* **What to do**:
Write out, precisely and in full, each line of the material.

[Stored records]

---------------

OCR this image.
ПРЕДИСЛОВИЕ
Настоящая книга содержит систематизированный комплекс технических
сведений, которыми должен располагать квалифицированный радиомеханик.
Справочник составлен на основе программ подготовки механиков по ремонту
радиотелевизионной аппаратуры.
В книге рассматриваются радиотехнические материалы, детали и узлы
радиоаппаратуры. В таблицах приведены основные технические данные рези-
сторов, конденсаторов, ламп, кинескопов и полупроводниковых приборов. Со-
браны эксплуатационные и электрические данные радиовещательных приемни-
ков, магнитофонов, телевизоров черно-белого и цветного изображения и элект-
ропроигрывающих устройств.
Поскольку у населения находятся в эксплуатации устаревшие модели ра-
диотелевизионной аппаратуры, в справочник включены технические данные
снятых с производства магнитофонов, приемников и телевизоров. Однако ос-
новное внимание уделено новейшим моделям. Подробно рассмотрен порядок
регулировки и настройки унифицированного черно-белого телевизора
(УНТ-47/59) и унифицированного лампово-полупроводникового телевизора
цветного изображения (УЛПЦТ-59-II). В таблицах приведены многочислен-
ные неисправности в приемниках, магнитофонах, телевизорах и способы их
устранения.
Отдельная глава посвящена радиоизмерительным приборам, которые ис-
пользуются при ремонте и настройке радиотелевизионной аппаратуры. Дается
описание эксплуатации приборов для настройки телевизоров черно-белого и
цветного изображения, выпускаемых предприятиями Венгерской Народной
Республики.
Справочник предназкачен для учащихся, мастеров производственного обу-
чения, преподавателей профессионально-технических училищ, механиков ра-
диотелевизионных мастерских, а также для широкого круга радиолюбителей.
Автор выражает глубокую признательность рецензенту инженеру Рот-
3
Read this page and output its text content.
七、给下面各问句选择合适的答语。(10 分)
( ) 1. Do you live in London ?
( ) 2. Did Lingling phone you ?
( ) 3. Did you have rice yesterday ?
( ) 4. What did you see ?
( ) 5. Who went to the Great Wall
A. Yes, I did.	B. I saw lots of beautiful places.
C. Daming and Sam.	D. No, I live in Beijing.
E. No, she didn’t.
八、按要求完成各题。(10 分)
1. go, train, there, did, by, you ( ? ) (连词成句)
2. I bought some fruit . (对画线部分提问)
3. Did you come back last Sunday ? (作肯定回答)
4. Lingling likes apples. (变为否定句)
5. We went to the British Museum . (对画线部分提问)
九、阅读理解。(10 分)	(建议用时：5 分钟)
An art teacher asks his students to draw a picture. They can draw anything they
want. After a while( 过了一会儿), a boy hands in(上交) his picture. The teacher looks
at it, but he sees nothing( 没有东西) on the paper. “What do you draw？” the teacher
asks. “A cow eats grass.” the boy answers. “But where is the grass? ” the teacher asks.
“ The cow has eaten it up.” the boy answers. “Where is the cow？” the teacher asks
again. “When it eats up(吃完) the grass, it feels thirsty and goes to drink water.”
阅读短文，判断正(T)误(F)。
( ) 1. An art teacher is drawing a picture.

---------------

* **Finished exercise**:
OCR this image.
ПРЕДИСЛОВИЕ
Настоящая книга содержит систематизированный комплекс технических
сведений, которыми должен располагать квалифицированный радиомеханик.
Справочник составлен на основе программ подготовки механиков по ремонту
радиотелевизионной аппаратуры.
В книге рассматриваются радиотехнические материалы, детали и узлы
радиоаппаратуры. В таблицах приведены основные технические данные рези-
сторов, конденсаторов, ламп, кинескопов и полупроводниковых приборов. Со-
браны эксплуатационные и электрические данные радиовещательных приемни-
ков, магнитофонов, телевизоров черно-белого и цветного изображения и элект-
ропроигрывающих устройств.
Поскольку у населения находятся в эксплуатации устаревшие модели ра-
диотелевизионной аппаратуры, в справочник включены технические данные
снятых с производства магнитофонов, приемников и телевизоров. Однако ос-
новное внимание уделено новейшим моделям. Подробно рассмотрен порядок
регулировки и настройки унифицированного черно-белого телевизора
(УНТ-47/59) и унифицированного лампово-полупроводникового телевизора
цветного изображения (УЛПЦТ-59-II). В таблицах приведены многочислен-
ные неисправности в приемниках, магнитофонах, телевизорах и способы их
устранения.
Отдельная глава посвящена радиоизмерительным приборам, которые ис-
пользуются при ремонте и настройке радиотелевизионной аппаратуры. Дается
описание эксплуатации приборов для настройки телевизоров черно-белого и
цветного изображения, выпускаемых предприятиями Венгерской Народной
Республики.
Справочник предназкачен для учащихся, мастеров производственного обу-
чения, преподавателей профессионально-технических училищ, механиков ра-
диотелевизионных мастерских, а также для широкого круга радиолюбителей.
Автор выражает глубокую признательность рецензенту инженеру Рот-
3
Read this page and output its text content.
七、给下面各问句选择合适的答语。(10 分)
( ) 1. Do you live in London ?
( ) 2. Did Lingling phone you ?
( ) 3. Did you have rice yesterday ?
( ) 4. What did you see ?
( ) 5. Who went to the Great Wall
A. Yes, I did.	B. I saw lots of beautiful places.
C. Daming and Sam.	D. No, I live in Beijing.
E. No, she didn’t.
八、按要求完成各题。(10 分)
1. go, train, there, did, by, you ( ? ) (连词成句)
2. I bought some fruit . (对画线部分提问)
3. Did you come back last Sunday ? (作肯定回答)
4. Lingling likes apples. (变为否定句)
5. We went to the British Museum . (对画线部分提问)
九、阅读理解。(10 分)	(建议用时：5 分钟)
An art teacher asks his students to draw a picture. They can draw anything they
want. After a while( 过了一会儿), a boy hands in(上交) his picture. The teacher looks
at it, but he sees nothing( 没有东西) on the paper. “What do you draw？” the teacher
asks. “A cow eats grass.” the boy answers. “But where is the grass? ” the teacher asks.
“ The cow has eaten it up.” the boy answers. “Where is the cow？” the teacher asks
again. “When it eats up(吃完) the grass, it feels thirsty and goes to drink water.”
阅读短文，判断正(T)误(F)。
( ) 1. An art teacher is drawing a picture.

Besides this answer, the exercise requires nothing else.